§ To be done: Write out, precisely and in full, each line of the material.
* START Dataset records *
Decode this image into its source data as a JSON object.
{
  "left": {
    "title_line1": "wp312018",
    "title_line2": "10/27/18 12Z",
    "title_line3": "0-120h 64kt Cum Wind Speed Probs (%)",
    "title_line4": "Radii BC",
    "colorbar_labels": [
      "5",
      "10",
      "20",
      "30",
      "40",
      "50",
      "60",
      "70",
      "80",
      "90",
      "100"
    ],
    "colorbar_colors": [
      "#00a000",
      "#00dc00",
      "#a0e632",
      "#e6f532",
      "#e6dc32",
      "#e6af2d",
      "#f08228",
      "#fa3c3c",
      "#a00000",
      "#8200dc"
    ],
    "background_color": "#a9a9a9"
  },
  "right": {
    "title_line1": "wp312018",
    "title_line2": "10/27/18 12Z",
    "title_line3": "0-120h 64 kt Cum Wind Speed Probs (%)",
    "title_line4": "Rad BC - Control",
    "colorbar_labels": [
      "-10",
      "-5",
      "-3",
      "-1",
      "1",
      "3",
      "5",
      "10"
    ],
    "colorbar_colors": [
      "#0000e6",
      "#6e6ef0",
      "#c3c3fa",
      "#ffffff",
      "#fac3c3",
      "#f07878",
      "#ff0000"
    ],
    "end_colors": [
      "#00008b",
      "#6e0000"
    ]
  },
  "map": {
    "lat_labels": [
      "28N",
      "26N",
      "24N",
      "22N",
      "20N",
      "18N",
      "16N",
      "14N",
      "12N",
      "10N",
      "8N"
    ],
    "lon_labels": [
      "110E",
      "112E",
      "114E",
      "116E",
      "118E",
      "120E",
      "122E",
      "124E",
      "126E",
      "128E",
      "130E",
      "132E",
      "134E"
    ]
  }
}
* END Dataset records *
§ Task response:
Decode this image into its source data as a JSON object.
{
  "left": {
    "title_line1": "wp312018",
    "title_line2": "10/27/18 12Z",
    "title_line3": "0-120h 64kt Cum Wind Speed Probs (%)",
    "title_line4": "Radii BC",
    "colorbar_labels": [
      "5",
      "10",
      "20",
      "30",
      "40",
      "50",
      "60",
      "70",
      "80",
      "90",
      "100"
    ],
    "colorbar_colors": [
      "#00a000",
      "#00dc00",
      "#a0e632",
      "#e6f532",
      "#e6dc32",
      "#e6af2d",
      "#f08228",
      "#fa3c3c",
      "#a00000",
      "#8200dc"
    ],
    "background_color": "#a9a9a9"
  },
  "right": {
    "title_line1": "wp312018",
    "title_line2": "10/27/18 12Z",
    "title_line3": "0-120h 64 kt Cum Wind Speed Probs (%)",
    "title_line4": "Rad BC - Control",
    "colorbar_labels": [
      "-10",
      "-5",
      "-3",
      "-1",
      "1",
      "3",
      "5",
      "10"
    ],
    "colorbar_colors": [
      "#0000e6",
      "#6e6ef0",
      "#c3c3fa",
      "#ffffff",
      "#fac3c3",
      "#f07878",
      "#ff0000"
    ],
    "end_colors": [
      "#00008b",
      "#6e0000"
    ]
  },
  "map": {
    "lat_labels": [
      "28N",
      "26N",
      "24N",
      "22N",
      "20N",
      "18N",
      "16N",
      "14N",
      "12N",
      "10N",
      "8N"
    ],
    "lon_labels": [
      "110E",
      "112E",
      "114E",
      "116E",
      "118E",
      "120E",
      "122E",
      "124E",
      "126E",
      "128E",
      "130E",
      "132E",
      "134E"
    ]
  }
}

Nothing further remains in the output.